### Stated task:
Edit the entries from the start through the line containing "norma-value[interactable]: PN-EN ISO" by replacing "Localize" with "Locate" and changing nothing else. Return only those lines.

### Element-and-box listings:
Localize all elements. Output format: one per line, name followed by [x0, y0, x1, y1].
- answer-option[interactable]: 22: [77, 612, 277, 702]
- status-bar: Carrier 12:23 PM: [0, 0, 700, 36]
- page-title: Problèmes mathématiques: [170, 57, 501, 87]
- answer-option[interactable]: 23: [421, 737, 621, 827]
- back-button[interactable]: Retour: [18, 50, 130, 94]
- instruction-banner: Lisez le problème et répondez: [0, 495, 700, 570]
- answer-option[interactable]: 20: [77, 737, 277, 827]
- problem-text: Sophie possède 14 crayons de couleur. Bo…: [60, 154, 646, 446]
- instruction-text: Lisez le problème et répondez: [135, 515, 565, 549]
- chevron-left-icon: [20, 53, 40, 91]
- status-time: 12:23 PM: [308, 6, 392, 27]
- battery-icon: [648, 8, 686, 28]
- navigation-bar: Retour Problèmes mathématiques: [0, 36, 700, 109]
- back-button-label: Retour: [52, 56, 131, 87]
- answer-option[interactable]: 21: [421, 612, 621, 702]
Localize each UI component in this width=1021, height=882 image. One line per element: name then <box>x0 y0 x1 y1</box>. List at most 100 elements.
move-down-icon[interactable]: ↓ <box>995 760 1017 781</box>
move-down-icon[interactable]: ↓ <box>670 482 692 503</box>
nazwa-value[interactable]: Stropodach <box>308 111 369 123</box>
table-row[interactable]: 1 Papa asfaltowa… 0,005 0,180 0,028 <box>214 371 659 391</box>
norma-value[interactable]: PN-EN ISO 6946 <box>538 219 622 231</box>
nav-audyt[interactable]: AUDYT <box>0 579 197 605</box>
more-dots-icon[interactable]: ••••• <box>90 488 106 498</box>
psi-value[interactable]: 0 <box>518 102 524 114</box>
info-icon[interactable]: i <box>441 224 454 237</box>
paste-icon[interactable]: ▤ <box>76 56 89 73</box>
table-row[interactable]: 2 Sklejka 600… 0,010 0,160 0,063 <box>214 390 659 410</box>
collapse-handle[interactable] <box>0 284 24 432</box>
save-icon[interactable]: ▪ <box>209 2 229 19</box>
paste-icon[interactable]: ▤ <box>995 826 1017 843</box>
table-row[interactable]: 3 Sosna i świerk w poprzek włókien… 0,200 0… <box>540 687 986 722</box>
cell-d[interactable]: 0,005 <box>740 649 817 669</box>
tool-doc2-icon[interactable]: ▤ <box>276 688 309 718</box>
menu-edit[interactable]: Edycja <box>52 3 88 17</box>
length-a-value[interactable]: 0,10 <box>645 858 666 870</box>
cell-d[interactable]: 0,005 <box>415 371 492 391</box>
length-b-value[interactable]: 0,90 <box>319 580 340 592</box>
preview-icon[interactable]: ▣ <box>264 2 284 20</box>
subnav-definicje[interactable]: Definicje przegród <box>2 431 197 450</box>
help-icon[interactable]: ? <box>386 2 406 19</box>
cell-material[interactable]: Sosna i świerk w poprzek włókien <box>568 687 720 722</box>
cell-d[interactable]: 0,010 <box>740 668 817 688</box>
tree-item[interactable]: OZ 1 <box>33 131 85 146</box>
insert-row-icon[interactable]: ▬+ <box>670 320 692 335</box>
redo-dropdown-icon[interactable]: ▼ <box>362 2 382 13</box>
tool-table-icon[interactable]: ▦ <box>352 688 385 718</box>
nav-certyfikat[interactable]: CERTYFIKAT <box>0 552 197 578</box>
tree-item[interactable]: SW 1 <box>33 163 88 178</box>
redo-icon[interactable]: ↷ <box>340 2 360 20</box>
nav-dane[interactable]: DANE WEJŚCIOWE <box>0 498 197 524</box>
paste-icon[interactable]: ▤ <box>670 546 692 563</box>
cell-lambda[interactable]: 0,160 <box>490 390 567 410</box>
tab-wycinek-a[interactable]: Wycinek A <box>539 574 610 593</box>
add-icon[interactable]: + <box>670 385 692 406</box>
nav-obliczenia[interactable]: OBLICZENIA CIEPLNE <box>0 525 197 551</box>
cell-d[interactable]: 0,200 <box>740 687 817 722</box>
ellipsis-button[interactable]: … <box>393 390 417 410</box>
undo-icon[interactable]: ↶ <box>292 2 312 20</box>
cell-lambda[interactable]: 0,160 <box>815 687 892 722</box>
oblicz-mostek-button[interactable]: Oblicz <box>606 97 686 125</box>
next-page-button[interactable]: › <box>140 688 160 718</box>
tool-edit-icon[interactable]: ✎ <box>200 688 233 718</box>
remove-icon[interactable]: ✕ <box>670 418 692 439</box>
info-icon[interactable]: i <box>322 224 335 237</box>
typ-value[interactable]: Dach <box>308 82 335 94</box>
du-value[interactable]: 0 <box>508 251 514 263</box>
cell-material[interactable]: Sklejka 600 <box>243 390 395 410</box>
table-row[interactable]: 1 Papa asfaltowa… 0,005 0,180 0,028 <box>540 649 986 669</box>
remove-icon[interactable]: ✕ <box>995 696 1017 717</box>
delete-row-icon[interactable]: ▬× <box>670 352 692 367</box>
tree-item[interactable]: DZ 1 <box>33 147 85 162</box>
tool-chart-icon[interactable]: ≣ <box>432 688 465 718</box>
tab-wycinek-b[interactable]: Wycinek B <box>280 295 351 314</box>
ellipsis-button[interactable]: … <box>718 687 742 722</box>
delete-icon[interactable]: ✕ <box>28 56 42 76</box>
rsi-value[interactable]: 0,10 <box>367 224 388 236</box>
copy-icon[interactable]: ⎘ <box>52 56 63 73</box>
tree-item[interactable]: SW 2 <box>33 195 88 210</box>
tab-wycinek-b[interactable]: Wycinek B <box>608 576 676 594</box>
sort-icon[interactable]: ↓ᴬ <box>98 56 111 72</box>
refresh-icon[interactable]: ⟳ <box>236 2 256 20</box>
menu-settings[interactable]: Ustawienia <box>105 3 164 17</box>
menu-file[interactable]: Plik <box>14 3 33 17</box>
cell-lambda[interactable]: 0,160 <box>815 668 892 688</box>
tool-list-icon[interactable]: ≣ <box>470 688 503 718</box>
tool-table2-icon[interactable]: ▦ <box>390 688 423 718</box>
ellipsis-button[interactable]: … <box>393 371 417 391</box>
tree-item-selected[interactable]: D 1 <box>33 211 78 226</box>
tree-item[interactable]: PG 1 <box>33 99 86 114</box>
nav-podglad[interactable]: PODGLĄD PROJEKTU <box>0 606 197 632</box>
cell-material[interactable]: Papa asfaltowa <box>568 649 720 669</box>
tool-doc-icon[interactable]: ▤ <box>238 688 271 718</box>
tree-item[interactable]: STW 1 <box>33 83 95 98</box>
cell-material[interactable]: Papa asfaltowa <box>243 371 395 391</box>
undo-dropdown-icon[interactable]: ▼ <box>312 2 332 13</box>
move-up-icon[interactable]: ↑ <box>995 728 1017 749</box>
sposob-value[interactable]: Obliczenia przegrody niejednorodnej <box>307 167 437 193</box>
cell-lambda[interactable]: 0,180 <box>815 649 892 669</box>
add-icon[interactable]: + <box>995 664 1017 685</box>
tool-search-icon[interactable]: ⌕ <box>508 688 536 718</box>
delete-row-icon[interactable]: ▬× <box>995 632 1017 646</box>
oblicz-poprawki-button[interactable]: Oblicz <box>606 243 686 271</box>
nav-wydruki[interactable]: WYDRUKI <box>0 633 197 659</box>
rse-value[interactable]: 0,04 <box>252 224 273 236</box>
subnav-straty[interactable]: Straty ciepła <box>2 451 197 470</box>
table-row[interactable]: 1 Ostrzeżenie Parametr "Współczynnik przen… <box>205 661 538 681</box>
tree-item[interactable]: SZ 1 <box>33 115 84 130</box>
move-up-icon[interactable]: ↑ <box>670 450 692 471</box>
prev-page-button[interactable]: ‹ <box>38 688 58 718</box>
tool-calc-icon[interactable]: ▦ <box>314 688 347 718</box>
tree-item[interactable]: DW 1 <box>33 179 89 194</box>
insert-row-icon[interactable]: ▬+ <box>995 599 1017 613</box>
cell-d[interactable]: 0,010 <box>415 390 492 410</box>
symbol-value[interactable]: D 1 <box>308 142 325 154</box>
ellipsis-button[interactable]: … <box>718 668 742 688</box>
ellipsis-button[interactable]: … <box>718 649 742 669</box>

### The solution:
Locate all elements. Output format: one per line, name followed by [x0, y0, x1, y1].
- answer-option[interactable]: 22: [77, 612, 277, 702]
- status-bar: Carrier 12:23 PM: [0, 0, 700, 36]
- page-title: Problèmes mathématiques: [170, 57, 501, 87]
- answer-option[interactable]: 23: [421, 737, 621, 827]
- back-button[interactable]: Retour: [18, 50, 130, 94]
- instruction-banner: Lisez le problème et répondez: [0, 495, 700, 570]
- answer-option[interactable]: 20: [77, 737, 277, 827]
- problem-text: Sophie possède 14 crayons de couleur. Bo…: [60, 154, 646, 446]
- instruction-text: Lisez le problème et répondez: [135, 515, 565, 549]
- chevron-left-icon: [20, 53, 40, 91]
- status-time: 12:23 PM: [308, 6, 392, 27]
- battery-icon: [648, 8, 686, 28]
- navigation-bar: Retour Problèmes mathématiques: [0, 36, 700, 109]
- back-button-label: Retour: [52, 56, 131, 87]
- answer-option[interactable]: 21: [421, 612, 621, 702]
Locate each UI component in this width=1021, height=882 image. One line per element: name then <box>x0 y0 x1 y1</box>. List at most 100 elements.
move-down-icon[interactable]: ↓ <box>995 760 1017 781</box>
move-down-icon[interactable]: ↓ <box>670 482 692 503</box>
nazwa-value[interactable]: Stropodach <box>308 111 369 123</box>
table-row[interactable]: 1 Papa asfaltowa… 0,005 0,180 0,028 <box>214 371 659 391</box>
norma-value[interactable]: PN-EN ISO 6946 <box>538 219 622 231</box>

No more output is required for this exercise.